--- 抜粋文 ---

活動会員 亀田佐知子
1月15日土曜日、「子ども面会プロジェクト」第4回ミーティングを、女性ライフサイクル研究所・大阪本社にて実施しました(参加者8名)。本プロジェクトは、両親の離婚などが原因で離れて暮らす親子間の面会をサポートしようというものです。
今回は、弁護士として家庭・児童問題に尽力されておられる当NPO理事でもある石田文三先生をお迎えしての開催となりました。
ミーティング前半では、継続して読み進めている「NYSPCC Professionals' Handbook on Providing Supervised Visitation」第2章後半部分の読み合わせを行いました。「スーパーバイズド・ビジテーション(SV、監督つき面会)」とは、離れて暮らす親子の面会を安全・安心なものにする為に第三者が同席する面会形態で、米国・カナダなどで普及が進んでいるものです。第2章後半部分では、SVサービスを提 供する際、子どもの年齢に合わせた施設環境やアクティビティ(面会現場で行う遊びなど)を準備することの必要性が述べられています。また、離婚した親の為の支援グループ、子どもを対象とした支援グループなど、SVを必要とする家族を面会以外でもサポートする方法・活動などが具体的に紹介されています。

--- 提供データ ---

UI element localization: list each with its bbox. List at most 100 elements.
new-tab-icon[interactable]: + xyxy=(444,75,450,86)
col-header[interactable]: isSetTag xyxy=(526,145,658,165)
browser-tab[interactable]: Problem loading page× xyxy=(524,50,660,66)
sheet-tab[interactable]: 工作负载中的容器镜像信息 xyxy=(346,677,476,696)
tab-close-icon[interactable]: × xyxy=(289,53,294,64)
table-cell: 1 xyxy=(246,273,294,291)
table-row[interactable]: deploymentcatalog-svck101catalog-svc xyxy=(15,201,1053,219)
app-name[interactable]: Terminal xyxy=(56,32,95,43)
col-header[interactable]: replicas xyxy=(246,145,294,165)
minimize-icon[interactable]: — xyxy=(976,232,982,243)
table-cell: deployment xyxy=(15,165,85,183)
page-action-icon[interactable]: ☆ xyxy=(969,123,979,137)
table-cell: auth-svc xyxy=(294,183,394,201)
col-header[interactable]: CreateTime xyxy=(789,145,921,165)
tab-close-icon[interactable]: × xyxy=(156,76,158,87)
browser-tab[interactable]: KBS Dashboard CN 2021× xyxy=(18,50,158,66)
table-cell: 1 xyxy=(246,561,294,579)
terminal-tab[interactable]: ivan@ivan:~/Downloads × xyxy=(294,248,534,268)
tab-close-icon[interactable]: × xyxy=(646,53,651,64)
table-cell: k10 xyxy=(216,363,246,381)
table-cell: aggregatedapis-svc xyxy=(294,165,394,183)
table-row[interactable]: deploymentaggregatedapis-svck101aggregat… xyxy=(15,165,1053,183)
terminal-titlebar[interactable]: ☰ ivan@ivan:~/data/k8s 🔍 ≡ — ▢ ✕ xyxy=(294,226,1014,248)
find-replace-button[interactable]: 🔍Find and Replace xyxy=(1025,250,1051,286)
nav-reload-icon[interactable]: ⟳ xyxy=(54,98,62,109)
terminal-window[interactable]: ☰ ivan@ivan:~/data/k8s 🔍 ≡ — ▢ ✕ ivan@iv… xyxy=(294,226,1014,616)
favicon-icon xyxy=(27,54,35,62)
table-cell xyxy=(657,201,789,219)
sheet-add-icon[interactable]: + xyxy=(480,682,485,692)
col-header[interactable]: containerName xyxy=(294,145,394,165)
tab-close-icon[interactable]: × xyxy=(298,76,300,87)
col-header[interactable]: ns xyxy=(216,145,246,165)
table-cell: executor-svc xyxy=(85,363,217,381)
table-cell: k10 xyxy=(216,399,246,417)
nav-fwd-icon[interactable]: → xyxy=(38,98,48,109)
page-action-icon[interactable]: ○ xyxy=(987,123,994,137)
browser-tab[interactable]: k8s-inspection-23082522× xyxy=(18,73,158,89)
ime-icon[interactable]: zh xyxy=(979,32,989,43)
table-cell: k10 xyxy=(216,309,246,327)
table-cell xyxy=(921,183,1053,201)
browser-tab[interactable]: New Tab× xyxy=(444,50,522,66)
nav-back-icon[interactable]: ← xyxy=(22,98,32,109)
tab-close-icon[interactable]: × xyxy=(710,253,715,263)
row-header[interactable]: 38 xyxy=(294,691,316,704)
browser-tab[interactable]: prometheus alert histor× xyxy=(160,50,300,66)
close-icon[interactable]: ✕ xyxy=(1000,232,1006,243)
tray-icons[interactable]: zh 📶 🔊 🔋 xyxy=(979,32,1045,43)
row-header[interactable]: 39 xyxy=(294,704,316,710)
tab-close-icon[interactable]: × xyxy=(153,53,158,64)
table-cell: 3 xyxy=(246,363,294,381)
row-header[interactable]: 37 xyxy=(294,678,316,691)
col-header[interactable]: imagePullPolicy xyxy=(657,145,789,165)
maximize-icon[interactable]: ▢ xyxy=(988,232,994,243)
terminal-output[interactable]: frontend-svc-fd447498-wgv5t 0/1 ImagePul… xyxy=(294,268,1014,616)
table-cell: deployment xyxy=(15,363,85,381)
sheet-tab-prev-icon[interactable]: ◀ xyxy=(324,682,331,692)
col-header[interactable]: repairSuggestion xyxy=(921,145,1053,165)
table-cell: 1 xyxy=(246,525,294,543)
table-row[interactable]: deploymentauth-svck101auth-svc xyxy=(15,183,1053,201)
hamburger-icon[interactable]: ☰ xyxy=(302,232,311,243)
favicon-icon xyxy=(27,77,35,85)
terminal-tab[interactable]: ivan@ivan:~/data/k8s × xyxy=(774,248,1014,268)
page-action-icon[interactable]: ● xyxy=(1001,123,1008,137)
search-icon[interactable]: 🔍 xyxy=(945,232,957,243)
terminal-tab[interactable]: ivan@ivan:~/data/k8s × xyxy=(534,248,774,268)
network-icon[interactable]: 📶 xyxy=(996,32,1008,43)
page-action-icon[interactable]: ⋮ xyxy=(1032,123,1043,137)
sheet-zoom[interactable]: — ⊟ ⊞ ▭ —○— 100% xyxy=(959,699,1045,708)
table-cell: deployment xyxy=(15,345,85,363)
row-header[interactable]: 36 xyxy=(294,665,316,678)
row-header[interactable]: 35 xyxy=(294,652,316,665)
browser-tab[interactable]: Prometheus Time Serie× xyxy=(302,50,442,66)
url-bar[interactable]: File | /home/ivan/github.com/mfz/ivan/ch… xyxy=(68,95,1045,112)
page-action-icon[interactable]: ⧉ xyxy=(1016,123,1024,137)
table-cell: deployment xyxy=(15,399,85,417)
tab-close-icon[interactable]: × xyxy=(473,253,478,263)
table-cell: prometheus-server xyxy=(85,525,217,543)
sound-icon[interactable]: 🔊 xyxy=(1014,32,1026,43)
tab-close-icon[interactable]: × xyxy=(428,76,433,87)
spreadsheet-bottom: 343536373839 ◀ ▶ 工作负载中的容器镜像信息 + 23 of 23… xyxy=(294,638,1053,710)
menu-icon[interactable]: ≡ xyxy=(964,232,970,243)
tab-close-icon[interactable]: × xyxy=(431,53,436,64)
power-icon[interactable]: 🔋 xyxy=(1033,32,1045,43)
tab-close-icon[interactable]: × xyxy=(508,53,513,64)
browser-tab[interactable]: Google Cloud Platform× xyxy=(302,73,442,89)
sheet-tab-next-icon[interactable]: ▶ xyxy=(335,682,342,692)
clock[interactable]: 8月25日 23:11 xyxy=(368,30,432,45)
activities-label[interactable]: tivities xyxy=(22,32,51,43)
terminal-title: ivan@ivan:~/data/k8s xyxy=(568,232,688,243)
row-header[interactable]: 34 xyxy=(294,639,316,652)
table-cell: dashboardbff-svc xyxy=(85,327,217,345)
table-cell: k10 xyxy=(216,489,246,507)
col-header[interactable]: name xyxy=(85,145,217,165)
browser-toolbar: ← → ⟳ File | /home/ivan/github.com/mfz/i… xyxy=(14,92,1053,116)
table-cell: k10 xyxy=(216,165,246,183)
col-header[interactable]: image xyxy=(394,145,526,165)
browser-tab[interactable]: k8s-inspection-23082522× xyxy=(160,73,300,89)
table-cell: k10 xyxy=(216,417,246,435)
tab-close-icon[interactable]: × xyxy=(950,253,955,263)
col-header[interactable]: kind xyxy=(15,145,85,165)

---

■ 課題
**A)** 抜粋文で、ハンドブック第2章後半部分の内容として具体的に挙がっている事柄をすべて書き出してください。
**B)** 抜粋文によると、第4回ミーティングの参加者は何名でしたか。
**C)** 子ども面会プロジェクトの報告である抜粋文を、最後の文の続きから書き進めてください。

■ 想定解答
**A)**
- 子どもの年齢に合わせた施設環境
- アクティビティ(面会現場で行う遊びなど)
- 離婚した親の為の支援グループ
- 子どもを対象とした支援グループ

**B)** 8名です。

**C)**
ミーティング後半では、法律的な視点から見た日本の親子面会の現状について、石田先生よりお話を伺いました。わが国の裁判所では、80年代に面会を肯定する前向きな傾向が生まれたものの、一時期、米国の心理学者が発表した否定的な意見を反映してその動きが停滞したとのことです。しかし現在はまた面会を積極的に推奨する方向に復活しており、平成13年の判例解決においては、面接交渉は(「親の権利として」ではなく)なによりも「子どもの福祉のため」に 実施するべきものと確定されたとのことです。しかしこの面会推進の時流によって、本来ならば認めるべきでない「危険性の高いケース」についても面会承認 してしまうという問題が発生しており、そうした意味で、SVサービスを提供できる機関・団体が求められていることは確実とのことでした。
日本における面会の現状や支援のニーズを知り、私たちが提供したい・できるサービスの形を具体的に絞り込んでいくために、今後も調査・研究を進めていく予定です。興味をもたれた方のご参加をお待ちしています。